Segment Start: PASSAGE PROVIDED

Last Updated 29 June 2015, 17:14 IST

GOING ASTRAY? In their enthusiasm for perfect results, some researchers resort to methods that are not quite acceptable. Benedict Carey finds out what the consequences are.

The crimes and misdemeanors of science used to be handled mostly in-house, with a private word at the faculty club, barbed questions at a conference, maybe a quiet dismissal. On the rare occasion when a journal publicly retracted a study, it typically did so in a cryptic footnote. Few were the wiser; many retracted studies have been cited as legitimate evidence by others years after the fact.

But that gentlemen’s world has all but evaporated, as a remarkable series of events last month demonstrated. In mid-May, after two graduate students raised questions about a widely reported study of the effect of political canvassing on opinions of same-sex marriage, editors at the journal Science, where the study was published, began to investigate.

What followed was a frenzy of second-guessing, accusations and commentary from all corners of the Internet: “Retraction” as serial drama, rather than footnote. Science officially pulled the paper, by Michael LaCour of the University of California, Los Angeles, and Donald Green of Columbia, on May 28, because of concerns about Michael’s data.

“Until recently it was unusual for us to report on studies that were not yet retracted,” said Dr Ivan Oransky, an editor of the blog Retraction Watch, the first news media outlet to report that the study had been challenged. But new technology and a push for transparency from younger scientists have changed that, he said. “We have more tips than we can handle.”

The case has played out against an increase in retractions that has alarmed many journal editors and authors. Scientists in fields as diverse as neurobiology, anaesthesia and economics are debating how to reduce misconduct, without creating a police-state mentality that undermines creativity and collaboration. “It’s an extraordinary time,” said Brian Nosek, a professor of psychology at the University of Virginia, and a founder of the Center for Open Science, which provides a free service through which labs can share data and protocols. “We are now seeing a number of efforts to push for data repositories to facilitate direct replications of findings.”

But that push is not universally welcomed. Some senior scientists have argued that replication often wastes resources. “Isn’t reproducibility the bedrock of science? Yes, up to a point,” the cancer biologist Mina Bissell wrote in a widely circulated blog post. “But it is sometimes much easier not to replicate than to replicate studies,” especially when the group trying to replicate does not have the specialised knowledge or skill to do so.

Digging for dope
The experience of Retraction Watch provides a rough guide to where this debate is going and why. Dr Ivan, who has a medical degree from New York University, and Adam Marcus, both science journalists, discovered a mutual interest in retractions about five years ago and founded the blog as a side project. They had, and still have, day jobs: Marcus, 46, is the managing editor of Gastroenterology & Endoscopy News, and Oransky, 42, is the editorial director of MedPage Today (he will take a position as distinguished writer in residence at NYU later this year).

In its first year, the blog broke a couple of retraction stories that hit the mainstream news media - including a case involving data faked by an anaesthesiologist who later served time for health care fraud. The site now has about 150,000 unique visitors a month, about half from outside the United States.

Dr Ivan and Adam are partisans who editorialise sharply against poor oversight and vague retraction notices. But their focus on evidence over accusations distinguishes them from watchdog forerunners who sometimes came off as ad-hominem cranks. Last year, their site won a $400,000 grant from the John D and Catherine T MacArthur Foundation, to build out their database, and they plan to work with Brian to manage the data side.

Segment End: PASSAGE PROVIDED

:: REQUIRED ACTION A ::
Set down word for word the part of the article on scientific retractions that opens with the words containing "The crimes and" and closes with "began to investigate.".
:: REQUIRED ACTION B ::
Carry the article on scientific retractions forward, starting right after its final sentence.
The lines that follow have no connection to the article on scientific retractions.

Segment Start: RECORDS

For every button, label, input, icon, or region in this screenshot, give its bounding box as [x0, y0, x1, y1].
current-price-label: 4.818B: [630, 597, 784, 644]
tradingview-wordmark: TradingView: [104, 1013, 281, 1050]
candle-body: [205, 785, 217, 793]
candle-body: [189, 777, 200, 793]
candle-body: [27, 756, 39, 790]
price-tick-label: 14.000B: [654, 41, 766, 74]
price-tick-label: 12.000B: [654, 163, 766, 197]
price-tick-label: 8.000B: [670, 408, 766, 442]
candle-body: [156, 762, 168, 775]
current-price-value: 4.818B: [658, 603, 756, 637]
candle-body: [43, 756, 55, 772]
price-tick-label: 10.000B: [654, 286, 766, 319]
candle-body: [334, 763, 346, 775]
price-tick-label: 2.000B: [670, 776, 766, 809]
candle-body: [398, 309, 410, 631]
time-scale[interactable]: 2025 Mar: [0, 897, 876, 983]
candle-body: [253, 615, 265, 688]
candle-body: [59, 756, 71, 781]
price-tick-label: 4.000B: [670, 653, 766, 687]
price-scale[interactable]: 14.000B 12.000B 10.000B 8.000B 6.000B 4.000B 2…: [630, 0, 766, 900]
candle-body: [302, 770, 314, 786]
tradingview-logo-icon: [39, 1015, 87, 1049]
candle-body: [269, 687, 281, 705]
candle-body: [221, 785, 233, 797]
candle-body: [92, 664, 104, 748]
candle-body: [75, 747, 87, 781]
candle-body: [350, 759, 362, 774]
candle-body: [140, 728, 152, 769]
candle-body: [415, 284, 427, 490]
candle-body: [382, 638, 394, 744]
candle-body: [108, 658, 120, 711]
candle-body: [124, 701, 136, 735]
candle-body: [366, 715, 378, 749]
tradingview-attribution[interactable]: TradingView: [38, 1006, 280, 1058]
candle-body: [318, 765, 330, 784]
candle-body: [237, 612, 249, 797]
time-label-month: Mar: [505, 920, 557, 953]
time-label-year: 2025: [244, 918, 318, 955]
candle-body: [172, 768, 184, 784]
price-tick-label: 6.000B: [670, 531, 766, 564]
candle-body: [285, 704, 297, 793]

Segment End: RECORDS

:: WRITTEN ANSWER A ::
The crimes and misdemeanors of science used to be handled mostly in-house, with a private word at the faculty club, barbed questions at a conference, maybe a quiet dismissal. On the rare occasion when a journal publicly retracted a study, it typically did so in a cryptic footnote. Few were the wiser; many retracted studies have been cited as legitimate evidence by others years after the fact.

But that gentlemen’s world has all but evaporated, as a remarkable series of events last month demonstrated. In mid-May, after two graduate students raised questions about a widely reported study of the effect of political canvassing on opinions of same-sex marriage, editors at the journal Science, where the study was published, began to investigate.

:: WRITTEN ANSWER B ::
Their data already tell a story. The blog has charted a 20 to 25 per cent increase in retractions across some 10,000 medical and science journals in the past five years: 500 to 600 a year today from 400 in 2010. (The number in 2001 was 40, according to previous research.) The primary causes of this surge are far from clear. The number of papers published is higher than ever, and journals have proliferated, Ivan and other experts said.

New tools for detecting misconduct, like plagiarism-sifting software, are widely available, so there’s reason to suspect that the surge is a simple product of better detection and larger volume.

Still, the pressure to publish attention-grabbing findings is stronger than ever, these experts said - and so is the ability to “borrow” and digitally massage data. Retraction Watch’s records suggest that about a third of retractions are because of errors, like tainted samples or mistakes in statistics, and about two-thirds are because of misconduct or suspicions of misconduct.

The reason being...
The most common reason for retraction because of misconduct is image manipulation, usually of figures or diagrams, a form of deliberate data massaging or, in some cases, straight plagiarism. In their dissection of the LaCour-Green paper, the two graduate students - David Broockman, now an assistant professor at Stanford, and Joshua Kalla, at California-Berkeley - found that a central figure in Michael’s analysis looked nearly identical to one from another study. This and other concerns led Donald, who had not seen any original data, to request a retraction. (Michael has denied borrowing anything.)

Data massaging can take many forms. It can mean simply excluding “outliers” - unusually high or low data points - from an analysis to generate findings that more strongly support the hypothesis. It also includes moving the goal posts: that is, mining the data for results first, and then writing the paper as if the experiment had been an attempt to find just those effects. “You have exploratory findings, and you’re pitching them as ‘I knew this all along,’ as confirmatory,” Brian said.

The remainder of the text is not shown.